[Records excerpted from a collection]
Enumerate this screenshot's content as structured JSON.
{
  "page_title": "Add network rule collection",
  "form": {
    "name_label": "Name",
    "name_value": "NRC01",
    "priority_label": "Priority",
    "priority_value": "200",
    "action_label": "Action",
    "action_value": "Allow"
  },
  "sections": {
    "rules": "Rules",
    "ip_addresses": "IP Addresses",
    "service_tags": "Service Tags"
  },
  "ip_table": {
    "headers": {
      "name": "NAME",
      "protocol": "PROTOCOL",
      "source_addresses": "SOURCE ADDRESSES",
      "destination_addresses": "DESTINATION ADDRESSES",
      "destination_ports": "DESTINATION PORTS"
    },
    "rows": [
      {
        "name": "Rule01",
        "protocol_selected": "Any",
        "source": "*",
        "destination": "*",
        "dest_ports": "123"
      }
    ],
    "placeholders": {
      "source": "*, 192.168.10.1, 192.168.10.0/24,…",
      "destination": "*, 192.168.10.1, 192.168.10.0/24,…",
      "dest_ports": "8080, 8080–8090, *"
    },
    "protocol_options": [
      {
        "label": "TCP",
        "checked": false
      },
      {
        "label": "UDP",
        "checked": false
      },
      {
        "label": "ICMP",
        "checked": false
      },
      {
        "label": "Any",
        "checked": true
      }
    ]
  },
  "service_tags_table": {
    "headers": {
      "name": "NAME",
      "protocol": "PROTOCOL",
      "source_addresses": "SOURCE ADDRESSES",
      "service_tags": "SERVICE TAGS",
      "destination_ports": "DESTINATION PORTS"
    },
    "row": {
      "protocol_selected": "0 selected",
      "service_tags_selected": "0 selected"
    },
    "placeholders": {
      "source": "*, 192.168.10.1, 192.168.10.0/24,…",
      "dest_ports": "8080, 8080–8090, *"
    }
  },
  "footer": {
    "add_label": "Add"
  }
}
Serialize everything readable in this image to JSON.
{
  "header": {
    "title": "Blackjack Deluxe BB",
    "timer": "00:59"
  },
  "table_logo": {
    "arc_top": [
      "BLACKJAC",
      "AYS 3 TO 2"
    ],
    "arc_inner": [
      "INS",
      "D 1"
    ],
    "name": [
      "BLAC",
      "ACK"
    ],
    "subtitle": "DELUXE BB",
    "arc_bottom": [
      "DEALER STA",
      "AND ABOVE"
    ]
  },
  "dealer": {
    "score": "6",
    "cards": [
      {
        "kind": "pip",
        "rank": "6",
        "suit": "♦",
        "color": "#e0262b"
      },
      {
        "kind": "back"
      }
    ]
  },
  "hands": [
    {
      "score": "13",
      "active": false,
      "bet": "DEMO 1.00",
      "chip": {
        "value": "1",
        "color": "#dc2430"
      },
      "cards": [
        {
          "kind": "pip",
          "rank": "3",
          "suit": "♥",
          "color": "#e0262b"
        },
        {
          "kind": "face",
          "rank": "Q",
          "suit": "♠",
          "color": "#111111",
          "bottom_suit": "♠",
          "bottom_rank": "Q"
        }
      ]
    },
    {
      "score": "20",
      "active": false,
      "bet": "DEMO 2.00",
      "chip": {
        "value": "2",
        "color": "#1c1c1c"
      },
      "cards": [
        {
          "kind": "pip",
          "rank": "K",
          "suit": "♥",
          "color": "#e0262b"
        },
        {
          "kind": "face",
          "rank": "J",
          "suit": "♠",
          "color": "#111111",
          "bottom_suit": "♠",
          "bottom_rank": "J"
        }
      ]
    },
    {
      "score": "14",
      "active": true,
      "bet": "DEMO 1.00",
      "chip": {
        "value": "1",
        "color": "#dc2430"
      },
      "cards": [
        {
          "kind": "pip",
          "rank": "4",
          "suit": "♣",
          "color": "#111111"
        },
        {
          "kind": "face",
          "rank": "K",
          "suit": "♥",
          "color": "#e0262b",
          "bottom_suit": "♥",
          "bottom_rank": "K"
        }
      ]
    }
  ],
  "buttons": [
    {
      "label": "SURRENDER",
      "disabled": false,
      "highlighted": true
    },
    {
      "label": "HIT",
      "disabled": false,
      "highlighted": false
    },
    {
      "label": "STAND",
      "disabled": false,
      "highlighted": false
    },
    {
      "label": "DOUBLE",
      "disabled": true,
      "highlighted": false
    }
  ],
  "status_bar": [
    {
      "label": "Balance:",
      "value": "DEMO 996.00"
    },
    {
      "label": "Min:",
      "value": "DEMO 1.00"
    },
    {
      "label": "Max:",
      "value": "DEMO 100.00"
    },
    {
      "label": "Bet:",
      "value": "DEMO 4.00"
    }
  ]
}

● What the task requires: Reproduce the records above exactly as they appear.

● Reply to the task:
Enumerate this screenshot's content as structured JSON.
{
  "page_title": "Add network rule collection",
  "form": {
    "name_label": "Name",
    "name_value": "NRC01",
    "priority_label": "Priority",
    "priority_value": "200",
    "action_label": "Action",
    "action_value": "Allow"
  },
  "sections": {
    "rules": "Rules",
    "ip_addresses": "IP Addresses",
    "service_tags": "Service Tags"
  },
  "ip_table": {
    "headers": {
      "name": "NAME",
      "protocol": "PROTOCOL",
      "source_addresses": "SOURCE ADDRESSES",
      "destination_addresses": "DESTINATION ADDRESSES",
      "destination_ports": "DESTINATION PORTS"
    },
    "rows": [
      {
        "name": "Rule01",
        "protocol_selected": "Any",
        "source": "*",
        "destination": "*",
        "dest_ports": "123"
      }
    ],
    "placeholders": {
      "source": "*, 192.168.10.1, 192.168.10.0/24,…",
      "destination": "*, 192.168.10.1, 192.168.10.0/24,…",
      "dest_ports": "8080, 8080–8090, *"
    },
    "protocol_options": [
      {
        "label": "TCP",
        "checked": false
      },
      {
        "label": "UDP",
        "checked": false
      },
      {
        "label": "ICMP",
        "checked": false
      },
      {
        "label": "Any",
        "checked": true
      }
    ]
  },
  "service_tags_table": {
    "headers": {
      "name": "NAME",
      "protocol": "PROTOCOL",
      "source_addresses": "SOURCE ADDRESSES",
      "service_tags": "SERVICE TAGS",
      "destination_ports": "DESTINATION PORTS"
    },
    "row": {
      "protocol_selected": "0 selected",
      "service_tags_selected": "0 selected"
    },
    "placeholders": {
      "source": "*, 192.168.10.1, 192.168.10.0/24,…",
      "dest_ports": "8080, 8080–8090, *"
    }
  },
  "footer": {
    "add_label": "Add"
  }
}
Serialize everything readable in this image to JSON.
{
  "header": {
    "title": "Blackjack Deluxe BB",
    "timer": "00:59"
  },
  "table_logo": {
    "arc_top": [
      "BLACKJAC",
      "AYS 3 TO 2"
    ],
    "arc_inner": [
      "INS",
      "D 1"
    ],
    "name": [
      "BLAC",
      "ACK"
    ],
    "subtitle": "DELUXE BB",
    "arc_bottom": [
      "DEALER STA",
      "AND ABOVE"
    ]
  },
  "dealer": {
    "score": "6",
    "cards": [
      {
        "kind": "pip",
        "rank": "6",
        "suit": "♦",
        "color": "#e0262b"
      },
      {
        "kind": "back"
      }
    ]
  },
  "hands": [
    {
      "score": "13",
      "active": false,
      "bet": "DEMO 1.00",
      "chip": {
        "value": "1",
        "color": "#dc2430"
      },
      "cards": [
        {
          "kind": "pip",
          "rank": "3",
          "suit": "♥",
          "color": "#e0262b"
        },
        {
          "kind": "face",
          "rank": "Q",
          "suit": "♠",
          "color": "#111111",
          "bottom_suit": "♠",
          "bottom_rank": "Q"
        }
      ]
    },
    {
      "score": "20",
      "active": false,
      "bet": "DEMO 2.00",
      "chip": {
        "value": "2",
        "color": "#1c1c1c"
      },
      "cards": [
        {
          "kind": "pip",
          "rank": "K",
          "suit": "♥",
          "color": "#e0262b"
        },
        {
          "kind": "face",
          "rank": "J",
          "suit": "♠",
          "color": "#111111",
          "bottom_suit": "♠",
          "bottom_rank": "J"
        }
      ]
    },
    {
      "score": "14",
      "active": true,
      "bet": "DEMO 1.00",
      "chip": {
        "value": "1",
        "color": "#dc2430"
      },
      "cards": [
        {
          "kind": "pip",
          "rank": "4",
          "suit": "♣",
          "color": "#111111"
        },
        {
          "kind": "face",
          "rank": "K",
          "suit": "♥",
          "color": "#e0262b",
          "bottom_suit": "♥",
          "bottom_rank": "K"
        }
      ]
    }
  ],
  "buttons": [
    {
      "label": "SURRENDER",
      "disabled": false,
      "highlighted": true
    },
    {
      "label": "HIT",
      "disabled": false,
      "highlighted": false
    },
    {
      "label": "STAND",
      "disabled": false,
      "highlighted": false
    },
    {
      "label": "DOUBLE",
      "disabled": true,
      "highlighted": false
    }
  ],
  "status_bar": [
    {
      "label": "Balance:",
      "value": "DEMO 996.00"
    },
    {
      "label": "Min:",
      "value": "DEMO 1.00"
    },
    {
      "label": "Max:",
      "value": "DEMO 100.00"
    },
    {
      "label": "Bet:",
      "value": "DEMO 4.00"
    }
  ]
}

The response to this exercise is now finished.